> [Exercise instructions]: Report all lines holding "screenshot".

● ● ● ● ●

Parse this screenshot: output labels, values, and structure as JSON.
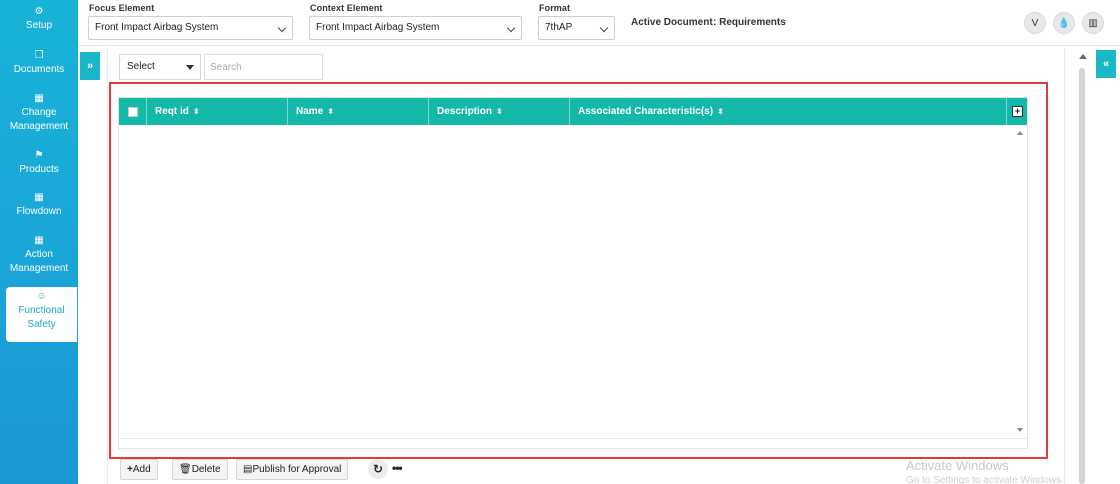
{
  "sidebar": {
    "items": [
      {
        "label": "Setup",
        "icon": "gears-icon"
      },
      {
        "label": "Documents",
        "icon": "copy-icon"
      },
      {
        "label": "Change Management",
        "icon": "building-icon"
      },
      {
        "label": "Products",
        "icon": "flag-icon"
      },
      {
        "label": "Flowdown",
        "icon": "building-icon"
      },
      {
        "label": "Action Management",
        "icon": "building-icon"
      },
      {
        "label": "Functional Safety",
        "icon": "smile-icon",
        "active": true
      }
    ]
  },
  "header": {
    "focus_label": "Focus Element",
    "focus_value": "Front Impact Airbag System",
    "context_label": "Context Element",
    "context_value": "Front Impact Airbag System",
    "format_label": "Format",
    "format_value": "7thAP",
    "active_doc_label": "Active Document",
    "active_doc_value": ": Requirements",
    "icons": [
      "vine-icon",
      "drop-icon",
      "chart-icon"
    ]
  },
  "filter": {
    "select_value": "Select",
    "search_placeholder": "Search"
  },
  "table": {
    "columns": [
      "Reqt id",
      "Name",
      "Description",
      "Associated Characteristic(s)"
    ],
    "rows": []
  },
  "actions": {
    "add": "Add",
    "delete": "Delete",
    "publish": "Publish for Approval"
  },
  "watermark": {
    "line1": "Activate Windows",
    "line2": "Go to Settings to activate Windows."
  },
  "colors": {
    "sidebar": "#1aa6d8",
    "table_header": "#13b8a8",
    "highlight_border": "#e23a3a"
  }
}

● ● ● ● ●

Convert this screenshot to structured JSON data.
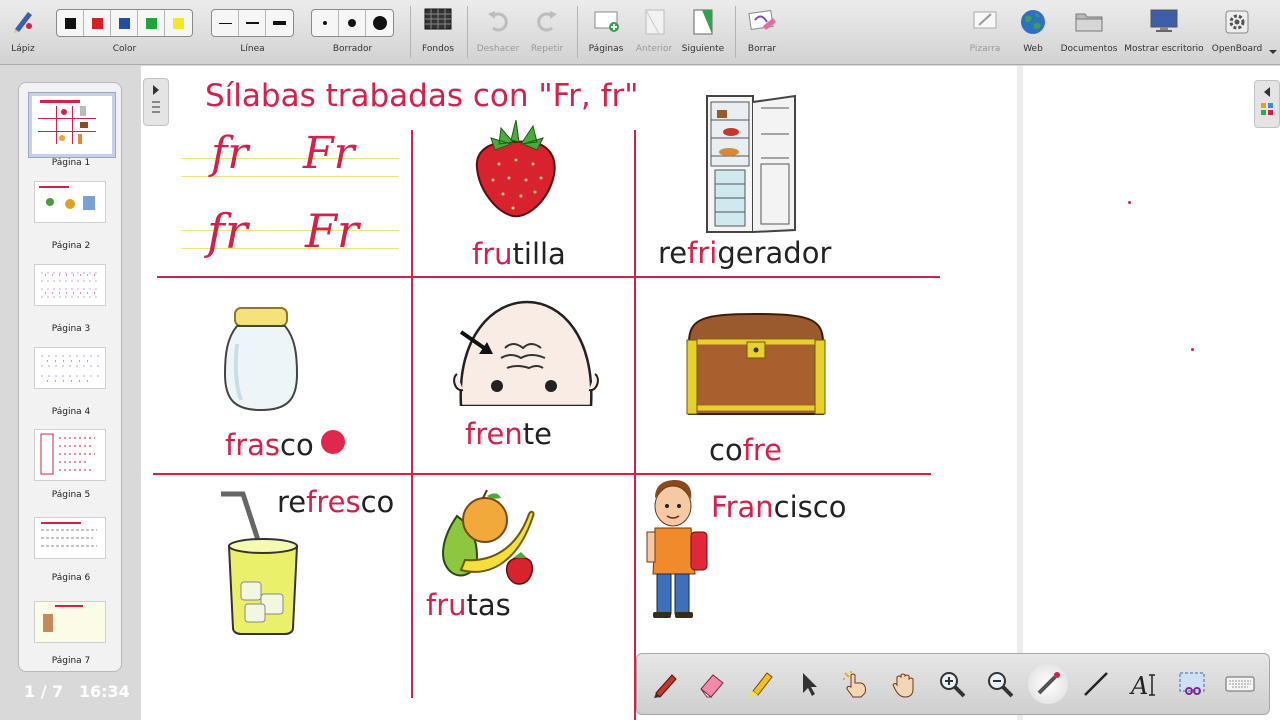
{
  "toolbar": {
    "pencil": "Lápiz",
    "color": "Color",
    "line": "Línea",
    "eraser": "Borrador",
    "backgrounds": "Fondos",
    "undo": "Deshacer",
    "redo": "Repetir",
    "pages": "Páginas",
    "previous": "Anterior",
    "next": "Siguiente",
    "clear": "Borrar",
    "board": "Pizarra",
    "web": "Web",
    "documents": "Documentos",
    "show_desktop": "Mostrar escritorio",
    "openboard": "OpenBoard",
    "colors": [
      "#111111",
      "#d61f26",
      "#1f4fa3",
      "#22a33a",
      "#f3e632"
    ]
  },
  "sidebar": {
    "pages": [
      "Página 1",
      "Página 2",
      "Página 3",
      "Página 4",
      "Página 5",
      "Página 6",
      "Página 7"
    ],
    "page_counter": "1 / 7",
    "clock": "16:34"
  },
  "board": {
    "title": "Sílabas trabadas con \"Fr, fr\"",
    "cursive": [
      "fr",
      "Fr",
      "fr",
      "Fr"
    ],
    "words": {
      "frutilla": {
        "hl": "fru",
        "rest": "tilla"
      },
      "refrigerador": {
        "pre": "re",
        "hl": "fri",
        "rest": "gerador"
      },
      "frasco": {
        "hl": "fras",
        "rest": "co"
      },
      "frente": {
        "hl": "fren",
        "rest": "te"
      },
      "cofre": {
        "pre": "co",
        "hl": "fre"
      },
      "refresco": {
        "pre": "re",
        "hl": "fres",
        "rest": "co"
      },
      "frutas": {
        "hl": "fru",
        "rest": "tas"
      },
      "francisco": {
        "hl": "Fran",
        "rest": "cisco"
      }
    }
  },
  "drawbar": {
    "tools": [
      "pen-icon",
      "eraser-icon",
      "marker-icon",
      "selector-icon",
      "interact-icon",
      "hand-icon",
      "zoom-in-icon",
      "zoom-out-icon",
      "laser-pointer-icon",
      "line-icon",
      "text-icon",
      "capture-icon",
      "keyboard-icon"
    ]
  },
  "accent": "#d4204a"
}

● ● ● ● ●

> [The answer]:
Parse this screenshot: output labels, values, and structure as JSON.
Convert this screenshot to structured JSON data.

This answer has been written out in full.